───── Record extracts
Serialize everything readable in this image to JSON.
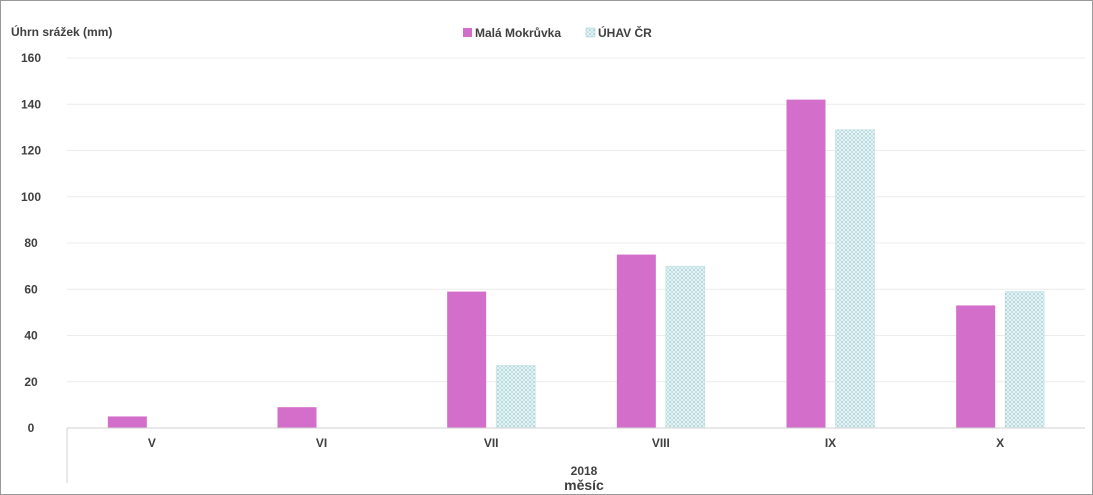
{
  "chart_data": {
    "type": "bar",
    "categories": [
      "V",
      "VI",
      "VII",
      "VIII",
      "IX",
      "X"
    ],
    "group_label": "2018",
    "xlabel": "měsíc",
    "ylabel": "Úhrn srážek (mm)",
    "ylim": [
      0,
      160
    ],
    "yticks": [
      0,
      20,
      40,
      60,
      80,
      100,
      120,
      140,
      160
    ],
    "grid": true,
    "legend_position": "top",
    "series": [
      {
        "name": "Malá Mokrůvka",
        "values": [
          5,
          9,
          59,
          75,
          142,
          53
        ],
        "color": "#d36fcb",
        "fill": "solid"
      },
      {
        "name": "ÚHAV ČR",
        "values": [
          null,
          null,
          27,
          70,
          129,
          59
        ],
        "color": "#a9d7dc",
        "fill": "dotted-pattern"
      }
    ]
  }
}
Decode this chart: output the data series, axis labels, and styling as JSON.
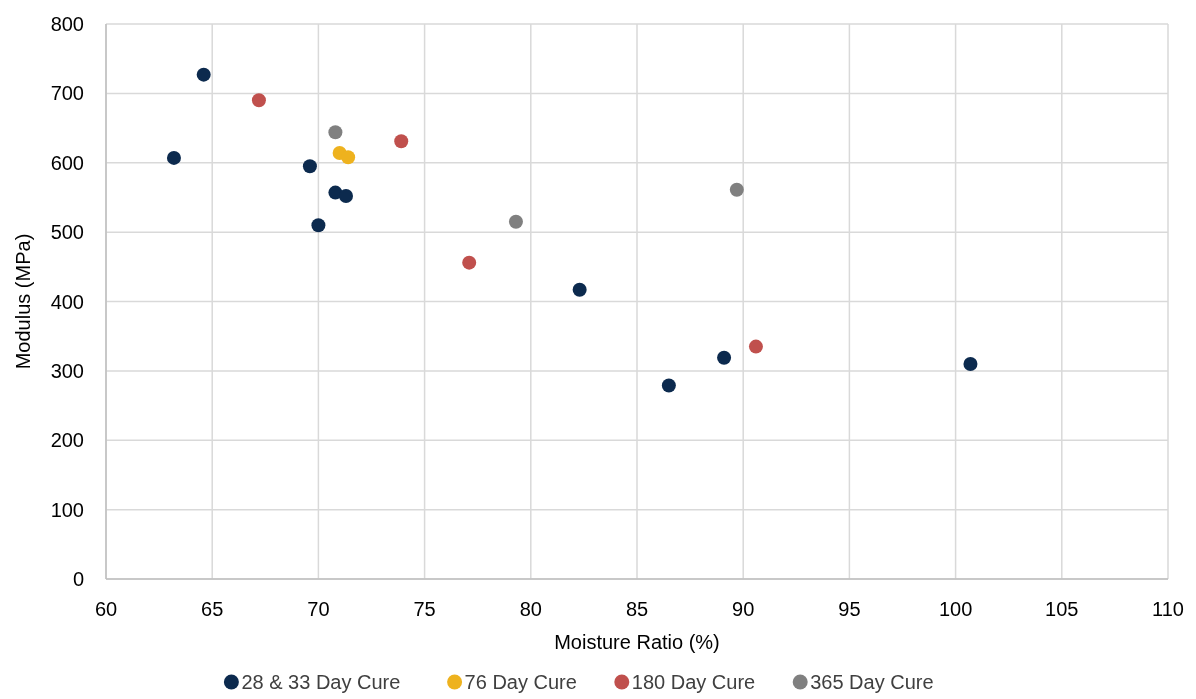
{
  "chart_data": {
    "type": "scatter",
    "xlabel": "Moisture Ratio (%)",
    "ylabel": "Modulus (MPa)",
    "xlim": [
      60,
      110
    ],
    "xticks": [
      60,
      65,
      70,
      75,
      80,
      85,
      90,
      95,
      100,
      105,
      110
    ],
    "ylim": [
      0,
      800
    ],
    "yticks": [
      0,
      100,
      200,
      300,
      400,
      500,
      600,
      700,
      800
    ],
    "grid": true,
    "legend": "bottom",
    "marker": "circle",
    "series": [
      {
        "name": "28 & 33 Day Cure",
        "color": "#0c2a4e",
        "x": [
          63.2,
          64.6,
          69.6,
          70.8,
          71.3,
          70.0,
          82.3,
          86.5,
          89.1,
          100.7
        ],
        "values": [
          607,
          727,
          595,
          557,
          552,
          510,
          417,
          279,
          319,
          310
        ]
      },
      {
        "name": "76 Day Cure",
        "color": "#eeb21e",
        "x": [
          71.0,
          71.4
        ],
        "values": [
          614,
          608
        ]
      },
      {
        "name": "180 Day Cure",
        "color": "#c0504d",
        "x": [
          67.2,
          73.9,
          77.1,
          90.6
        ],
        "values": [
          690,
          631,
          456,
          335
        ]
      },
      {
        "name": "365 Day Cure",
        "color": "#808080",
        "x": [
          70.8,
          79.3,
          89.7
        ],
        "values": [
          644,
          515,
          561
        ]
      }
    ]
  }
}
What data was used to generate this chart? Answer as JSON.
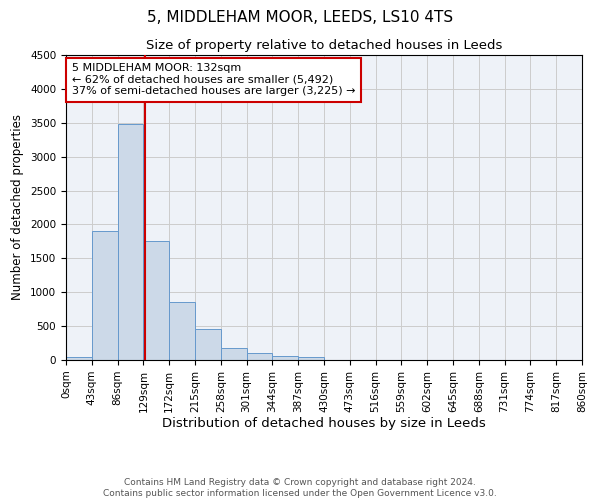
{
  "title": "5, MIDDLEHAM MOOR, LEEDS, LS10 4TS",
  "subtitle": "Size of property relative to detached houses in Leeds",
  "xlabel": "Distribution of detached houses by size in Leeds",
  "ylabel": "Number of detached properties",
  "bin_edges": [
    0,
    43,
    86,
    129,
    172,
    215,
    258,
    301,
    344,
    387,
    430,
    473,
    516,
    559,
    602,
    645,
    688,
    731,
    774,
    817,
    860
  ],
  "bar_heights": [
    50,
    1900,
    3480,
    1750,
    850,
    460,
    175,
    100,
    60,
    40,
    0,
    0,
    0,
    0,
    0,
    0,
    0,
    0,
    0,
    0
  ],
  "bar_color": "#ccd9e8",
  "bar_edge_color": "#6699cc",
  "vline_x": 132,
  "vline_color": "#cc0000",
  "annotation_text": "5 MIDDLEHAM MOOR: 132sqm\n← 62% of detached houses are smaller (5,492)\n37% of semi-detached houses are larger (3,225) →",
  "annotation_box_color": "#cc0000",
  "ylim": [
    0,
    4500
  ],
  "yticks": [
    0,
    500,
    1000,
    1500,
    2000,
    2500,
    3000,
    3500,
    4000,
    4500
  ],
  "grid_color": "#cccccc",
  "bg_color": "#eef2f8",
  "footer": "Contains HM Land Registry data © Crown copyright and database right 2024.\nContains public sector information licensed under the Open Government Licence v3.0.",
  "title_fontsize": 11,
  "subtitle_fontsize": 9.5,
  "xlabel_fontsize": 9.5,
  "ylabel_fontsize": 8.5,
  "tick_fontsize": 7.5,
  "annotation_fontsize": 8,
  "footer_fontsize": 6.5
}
──────────
### The task:
List all lines from the entries that include the word "MOOR".

### Correct response:
  "title": "5, MIDDLEHAM MOOR, LEEDS, LS10 4TS",
  "annotation_text": "5 MIDDLEHAM MOOR: 132sqm\n← 62% of detached houses are smaller (5,492)\n37% of semi-detached houses are larger (3,225) →",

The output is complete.